▶ **Problem**
In the data below, write out verbatim the stretch from the line containing "- diagram-b: 60°" through the line containing "- q2-answer: A: [100, 713, 716, 730]", including both of those lines.

(A run of data)
━━━
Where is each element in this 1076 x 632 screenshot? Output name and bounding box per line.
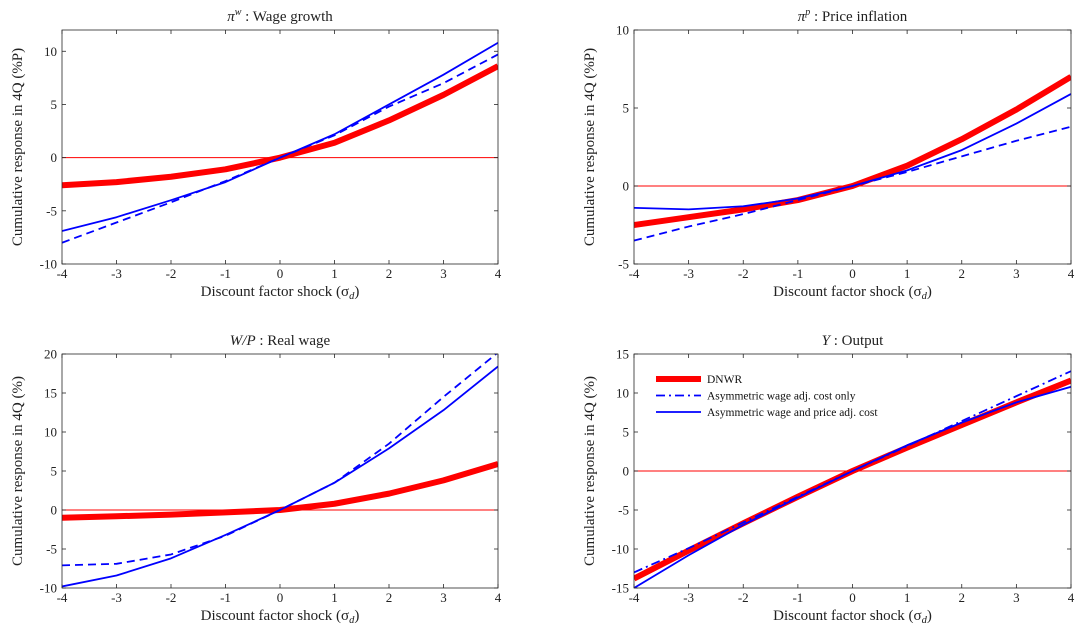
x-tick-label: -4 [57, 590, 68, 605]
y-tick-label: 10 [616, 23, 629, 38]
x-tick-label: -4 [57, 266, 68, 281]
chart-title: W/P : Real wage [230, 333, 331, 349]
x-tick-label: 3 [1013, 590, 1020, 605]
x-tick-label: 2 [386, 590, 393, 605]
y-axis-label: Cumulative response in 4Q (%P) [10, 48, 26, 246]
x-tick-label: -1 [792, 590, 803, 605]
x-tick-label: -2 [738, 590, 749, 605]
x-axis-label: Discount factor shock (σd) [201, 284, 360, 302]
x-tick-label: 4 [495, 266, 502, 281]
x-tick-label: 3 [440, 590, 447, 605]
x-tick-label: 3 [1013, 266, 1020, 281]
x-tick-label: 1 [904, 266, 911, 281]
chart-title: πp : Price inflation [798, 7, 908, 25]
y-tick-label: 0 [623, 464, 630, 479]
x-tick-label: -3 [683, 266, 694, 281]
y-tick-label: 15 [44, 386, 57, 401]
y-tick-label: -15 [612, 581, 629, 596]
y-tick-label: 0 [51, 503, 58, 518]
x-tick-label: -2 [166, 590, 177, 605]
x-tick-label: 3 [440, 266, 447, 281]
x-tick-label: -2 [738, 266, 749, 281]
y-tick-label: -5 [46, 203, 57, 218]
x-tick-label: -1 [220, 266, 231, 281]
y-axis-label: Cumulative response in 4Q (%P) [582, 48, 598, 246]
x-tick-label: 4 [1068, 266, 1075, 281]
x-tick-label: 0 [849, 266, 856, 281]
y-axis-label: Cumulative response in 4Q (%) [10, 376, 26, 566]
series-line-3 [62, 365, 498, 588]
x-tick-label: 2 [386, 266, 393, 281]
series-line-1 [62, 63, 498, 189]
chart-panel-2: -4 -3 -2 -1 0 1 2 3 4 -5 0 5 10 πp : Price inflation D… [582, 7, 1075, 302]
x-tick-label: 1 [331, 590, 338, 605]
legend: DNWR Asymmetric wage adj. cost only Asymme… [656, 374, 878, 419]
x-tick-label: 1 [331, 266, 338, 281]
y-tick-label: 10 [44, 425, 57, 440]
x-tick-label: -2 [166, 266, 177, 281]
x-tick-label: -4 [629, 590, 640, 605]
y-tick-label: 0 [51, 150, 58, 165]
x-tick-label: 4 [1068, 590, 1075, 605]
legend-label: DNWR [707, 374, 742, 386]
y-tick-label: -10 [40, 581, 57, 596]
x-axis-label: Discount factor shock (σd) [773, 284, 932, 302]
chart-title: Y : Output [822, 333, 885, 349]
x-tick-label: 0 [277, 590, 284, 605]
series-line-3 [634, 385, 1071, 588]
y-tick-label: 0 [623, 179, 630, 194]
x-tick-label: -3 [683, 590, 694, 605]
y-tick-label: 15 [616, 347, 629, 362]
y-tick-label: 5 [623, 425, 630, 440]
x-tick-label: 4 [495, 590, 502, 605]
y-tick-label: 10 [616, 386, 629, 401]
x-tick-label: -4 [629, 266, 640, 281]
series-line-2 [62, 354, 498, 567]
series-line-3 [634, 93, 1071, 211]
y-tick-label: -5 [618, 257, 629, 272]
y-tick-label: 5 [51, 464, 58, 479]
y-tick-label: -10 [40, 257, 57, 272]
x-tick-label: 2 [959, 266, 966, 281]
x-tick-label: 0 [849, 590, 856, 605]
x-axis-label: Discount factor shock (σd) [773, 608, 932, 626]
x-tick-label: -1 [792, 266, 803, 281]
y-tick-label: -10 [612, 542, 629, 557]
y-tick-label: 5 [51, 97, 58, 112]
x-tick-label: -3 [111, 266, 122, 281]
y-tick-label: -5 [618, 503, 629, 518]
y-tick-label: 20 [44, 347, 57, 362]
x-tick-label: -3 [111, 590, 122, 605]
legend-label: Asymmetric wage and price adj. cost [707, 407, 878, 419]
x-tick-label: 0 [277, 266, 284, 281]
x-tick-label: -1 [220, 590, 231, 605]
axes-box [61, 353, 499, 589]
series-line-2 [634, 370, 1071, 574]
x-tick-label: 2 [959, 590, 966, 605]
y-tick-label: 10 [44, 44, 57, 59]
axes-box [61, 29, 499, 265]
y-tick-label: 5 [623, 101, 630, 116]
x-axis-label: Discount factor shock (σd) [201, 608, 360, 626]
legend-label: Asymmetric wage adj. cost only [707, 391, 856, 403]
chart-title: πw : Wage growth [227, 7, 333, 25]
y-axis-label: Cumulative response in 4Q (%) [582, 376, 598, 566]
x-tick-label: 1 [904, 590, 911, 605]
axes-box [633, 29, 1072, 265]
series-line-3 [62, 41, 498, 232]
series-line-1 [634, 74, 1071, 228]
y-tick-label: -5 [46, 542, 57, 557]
━━━
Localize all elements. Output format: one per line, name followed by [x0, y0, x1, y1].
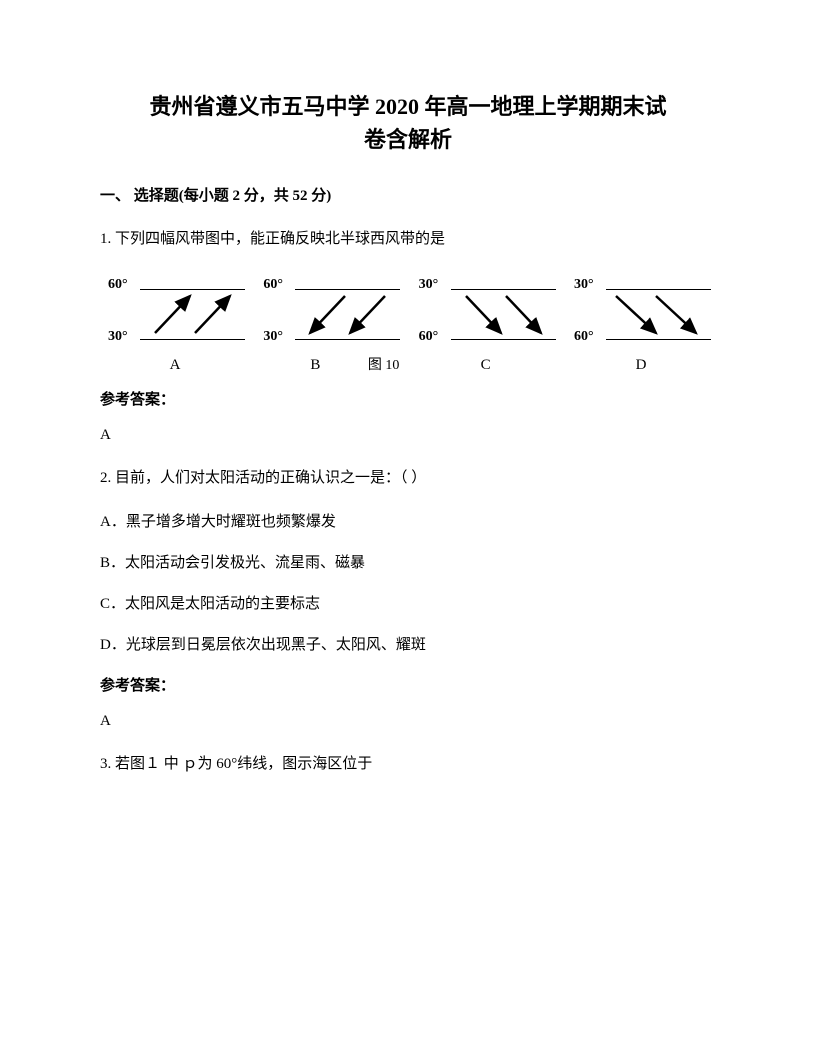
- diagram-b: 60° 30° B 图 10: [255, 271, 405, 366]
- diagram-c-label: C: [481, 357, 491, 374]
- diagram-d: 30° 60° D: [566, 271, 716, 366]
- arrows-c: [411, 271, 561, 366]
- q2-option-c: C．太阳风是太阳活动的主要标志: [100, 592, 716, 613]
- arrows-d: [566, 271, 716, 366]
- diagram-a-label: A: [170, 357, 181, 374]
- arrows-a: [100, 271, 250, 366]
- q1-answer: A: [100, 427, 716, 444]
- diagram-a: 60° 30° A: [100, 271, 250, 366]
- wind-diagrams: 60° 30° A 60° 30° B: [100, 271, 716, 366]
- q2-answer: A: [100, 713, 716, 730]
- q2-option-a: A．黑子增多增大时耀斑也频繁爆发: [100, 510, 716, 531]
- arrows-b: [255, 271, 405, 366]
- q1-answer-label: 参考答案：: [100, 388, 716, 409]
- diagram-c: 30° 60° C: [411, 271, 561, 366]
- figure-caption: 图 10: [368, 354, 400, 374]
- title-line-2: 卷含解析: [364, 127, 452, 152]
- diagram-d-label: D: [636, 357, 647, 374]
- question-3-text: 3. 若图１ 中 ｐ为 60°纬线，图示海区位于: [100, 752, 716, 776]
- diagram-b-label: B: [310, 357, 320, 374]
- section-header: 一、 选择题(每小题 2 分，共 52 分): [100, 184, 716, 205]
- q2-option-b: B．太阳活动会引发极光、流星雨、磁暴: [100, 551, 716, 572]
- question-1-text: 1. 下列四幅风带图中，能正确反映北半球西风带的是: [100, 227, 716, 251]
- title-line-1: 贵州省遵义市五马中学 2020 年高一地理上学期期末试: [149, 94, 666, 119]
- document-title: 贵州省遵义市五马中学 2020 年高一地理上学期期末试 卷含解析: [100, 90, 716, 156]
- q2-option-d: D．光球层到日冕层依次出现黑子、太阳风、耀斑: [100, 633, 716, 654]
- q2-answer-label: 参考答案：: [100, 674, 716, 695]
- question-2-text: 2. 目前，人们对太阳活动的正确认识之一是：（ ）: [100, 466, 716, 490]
━━━
▶ **Result**
- diagram-b: 60° 30° B 图 10: [255, 271, 405, 366]
- diagram-c-label: C: [481, 357, 491, 374]
- diagram-d: 30° 60° D: [566, 271, 716, 366]
- arrows-c: [411, 271, 561, 366]
- q2-option-c: C．太阳风是太阳活动的主要标志: [100, 592, 716, 613]
- arrows-d: [566, 271, 716, 366]
- diagram-a-label: A: [170, 357, 181, 374]
- arrows-a: [100, 271, 250, 366]
- q1-answer: A: [100, 427, 716, 444]
- diagram-a: 60° 30° A: [100, 271, 250, 366]
- wind-diagrams: 60° 30° A 60° 30° B: [100, 271, 716, 366]
- q2-answer: A: [100, 713, 716, 730]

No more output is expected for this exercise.